▶ _Supplied data_:
________
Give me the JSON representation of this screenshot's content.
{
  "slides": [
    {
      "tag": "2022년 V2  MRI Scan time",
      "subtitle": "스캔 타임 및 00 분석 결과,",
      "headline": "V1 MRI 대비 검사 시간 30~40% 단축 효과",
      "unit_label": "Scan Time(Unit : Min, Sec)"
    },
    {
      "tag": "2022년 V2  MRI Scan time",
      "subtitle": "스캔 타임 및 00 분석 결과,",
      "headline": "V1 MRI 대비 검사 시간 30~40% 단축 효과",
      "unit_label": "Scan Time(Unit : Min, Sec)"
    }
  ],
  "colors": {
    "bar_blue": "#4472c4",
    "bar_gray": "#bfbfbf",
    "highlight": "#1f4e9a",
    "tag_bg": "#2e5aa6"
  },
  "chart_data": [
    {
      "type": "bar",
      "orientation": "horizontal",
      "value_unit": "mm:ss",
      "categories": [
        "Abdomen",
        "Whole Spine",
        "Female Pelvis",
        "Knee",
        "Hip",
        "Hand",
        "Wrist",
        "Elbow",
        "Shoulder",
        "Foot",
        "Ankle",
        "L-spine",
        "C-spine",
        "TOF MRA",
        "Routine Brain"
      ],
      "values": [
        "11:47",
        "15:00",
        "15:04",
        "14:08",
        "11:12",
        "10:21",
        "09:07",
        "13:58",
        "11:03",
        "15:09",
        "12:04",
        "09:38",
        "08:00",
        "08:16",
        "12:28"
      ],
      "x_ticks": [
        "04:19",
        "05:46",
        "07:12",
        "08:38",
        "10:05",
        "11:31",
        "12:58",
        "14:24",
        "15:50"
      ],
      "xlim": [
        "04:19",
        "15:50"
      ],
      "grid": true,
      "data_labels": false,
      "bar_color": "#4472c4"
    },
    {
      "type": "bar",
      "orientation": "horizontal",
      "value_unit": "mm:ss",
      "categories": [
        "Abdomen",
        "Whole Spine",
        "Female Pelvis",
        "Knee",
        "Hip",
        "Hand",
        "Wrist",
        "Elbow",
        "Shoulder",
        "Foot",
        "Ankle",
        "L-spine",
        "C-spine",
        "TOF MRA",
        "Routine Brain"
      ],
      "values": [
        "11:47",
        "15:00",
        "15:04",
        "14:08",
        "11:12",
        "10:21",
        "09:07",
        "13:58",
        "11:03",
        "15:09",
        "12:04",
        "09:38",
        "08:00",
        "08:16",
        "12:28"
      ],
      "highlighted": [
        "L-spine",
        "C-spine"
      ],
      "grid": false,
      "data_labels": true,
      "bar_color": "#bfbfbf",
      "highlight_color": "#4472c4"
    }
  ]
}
________
▶ _What to work on_:
Reproduce each record exactly, leaving nothing out.

▶ _Right answer_:
Give me the JSON representation of this screenshot's content.
{
  "slides": [
    {
      "tag": "2022년 V2  MRI Scan time",
      "subtitle": "스캔 타임 및 00 분석 결과,",
      "headline": "V1 MRI 대비 검사 시간 30~40% 단축 효과",
      "unit_label": "Scan Time(Unit : Min, Sec)"
    },
    {
      "tag": "2022년 V2  MRI Scan time",
      "subtitle": "스캔 타임 및 00 분석 결과,",
      "headline": "V1 MRI 대비 검사 시간 30~40% 단축 효과",
      "unit_label": "Scan Time(Unit : Min, Sec)"
    }
  ],
  "colors": {
    "bar_blue": "#4472c4",
    "bar_gray": "#bfbfbf",
    "highlight": "#1f4e9a",
    "tag_bg": "#2e5aa6"
  },
  "chart_data": [
    {
      "type": "bar",
      "orientation": "horizontal",
      "value_unit": "mm:ss",
      "categories": [
        "Abdomen",
        "Whole Spine",
        "Female Pelvis",
        "Knee",
        "Hip",
        "Hand",
        "Wrist",
        "Elbow",
        "Shoulder",
        "Foot",
        "Ankle",
        "L-spine",
        "C-spine",
        "TOF MRA",
        "Routine Brain"
      ],
      "values": [
        "11:47",
        "15:00",
        "15:04",
        "14:08",
        "11:12",
        "10:21",
        "09:07",
        "13:58",
        "11:03",
        "15:09",
        "12:04",
        "09:38",
        "08:00",
        "08:16",
        "12:28"
      ],
      "x_ticks": [
        "04:19",
        "05:46",
        "07:12",
        "08:38",
        "10:05",
        "11:31",
        "12:58",
        "14:24",
        "15:50"
      ],
      "xlim": [
        "04:19",
        "15:50"
      ],
      "grid": true,
      "data_labels": false,
      "bar_color": "#4472c4"
    },
    {
      "type": "bar",
      "orientation": "horizontal",
      "value_unit": "mm:ss",
      "categories": [
        "Abdomen",
        "Whole Spine",
        "Female Pelvis",
        "Knee",
        "Hip",
        "Hand",
        "Wrist",
        "Elbow",
        "Shoulder",
        "Foot",
        "Ankle",
        "L-spine",
        "C-spine",
        "TOF MRA",
        "Routine Brain"
      ],
      "values": [
        "11:47",
        "15:00",
        "15:04",
        "14:08",
        "11:12",
        "10:21",
        "09:07",
        "13:58",
        "11:03",
        "15:09",
        "12:04",
        "09:38",
        "08:00",
        "08:16",
        "12:28"
      ],
      "highlighted": [
        "L-spine",
        "C-spine"
      ],
      "grid": false,
      "data_labels": true,
      "bar_color": "#bfbfbf",
      "highlight_color": "#4472c4"
    }
  ]
}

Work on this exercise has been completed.